__Problem set__:
#1 According to the HTML dashboard usage guide, what does each result card show? List every item.
#2 Write out the HTML dashboard usage guide from "HTML Dashboard Usage" up to and including "(Lead Software Engineer)" with no changes.

╭─ Given passage

HTML Dashboard Usage Examples
Getting Started with the Web Interface
1. Setup and Launch
# Start the FastAPI server
pixi run dev
# Open the HTML dashboard in your browser
xdg-open frontend/index.html
2. Similarity Search Examples
Tab: 🎯 Similarity Search
Try these natural language queries:
-
"Python developer with web experience"
- Finds: John Doe (Software Engineer), Alex Rodriguez (Lead Software Engineer)
- Shows semantic understanding of programming skills
-
"team leader with management experience"
- Finds: David Lee (Engineering Manager), Rachel Brown (Marketing Director)
- Identifies leadership roles across departments
-
"marketing professional with social media skills"
- Finds: Jane Smith (Marketing Manager), Emily Wilson (Marketing Assistant)
- Matches domain expertise and specific skills
3. Filter Search Examples
Tab: 🔍 Filter Search
Use precise criteria to filter employees:
-
Engineering Department + 5+ Years Experience:
- Department: "Engineering"
- Min Experience: 5
- Results: Senior engineers and architects
-
California Employees:
- Location: "San Francisco" or "Los Angeles"
- Shows geographic filtering
-
Part-time Employees:
- Employment Type: "Part-time"
- Filters by work arrangement
4. Advanced Search Examples
Tab: ⚡ Advanced Search
Combine semantic search with filters:
-
"senior developer" + Engineering + 8+ years:
- Query: "senior developer with architecture experience"
- Department: "Engineering"
- Min Experience: 8
- Finds: Michael Brown, Chris Evans, Alex Rodriguez
-
"marketing manager" + California:
- Query: "marketing manager with leadership skills"
- Location: "Los Angeles"
- Finds: Jane Smith and similar profiles
5. Understanding Results
Each result card shows:
- Employee name and role
- Match score (higher = better match)
- Department, experience, location
- Full description with skills and background
- Hover effects for better interaction
6. Pro Tips
- Use descriptive queries - "Python web developer" works better than just "Python"
- Combine filters wisely - Don't over-constrain your search
- Check similarity scores - Scores below 0.5 indicate very good matches
- Try different phrasings - "team lead" vs "manager" vs "supervisor"

╰─
╭─ Source excerpt

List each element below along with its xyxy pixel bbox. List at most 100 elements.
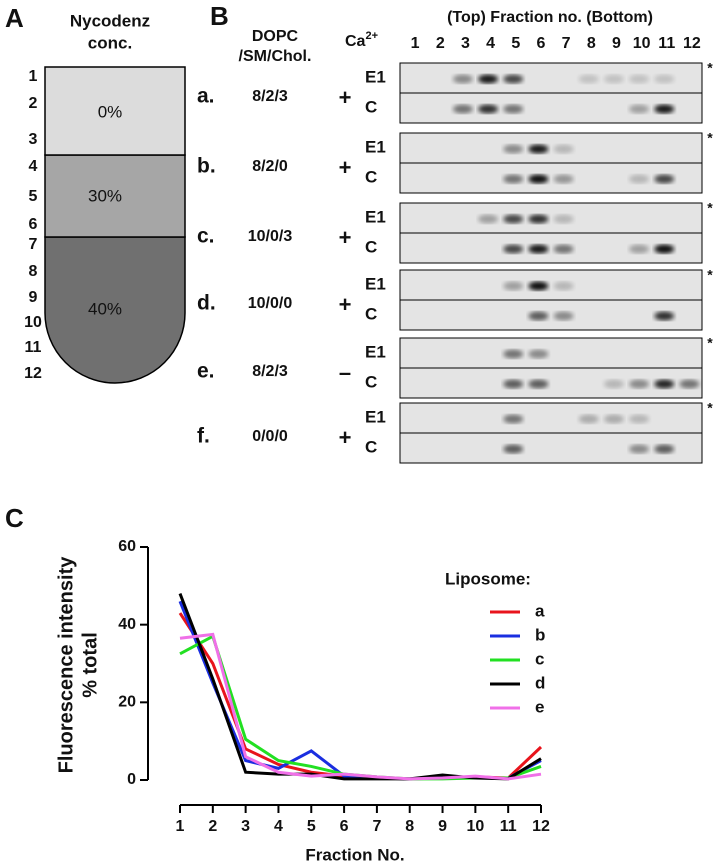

╰─

__Exercise results__:
#1
- Employee name and role
- Match score (higher = better match)
- Department, experience, location
- Full description with skills and background
- Hover effects for better interaction

#2
HTML Dashboard Usage Examples
Getting Started with the Web Interface
1. Setup and Launch
# Start the FastAPI server
pixi run dev
# Open the HTML dashboard in your browser
xdg-open frontend/index.html
2. Similarity Search Examples
Tab: 🎯 Similarity Search
Try these natural language queries:
-
"Python developer with web experience"
- Finds: John Doe (Software Engineer), Alex Rodriguez (Lead Software Engineer)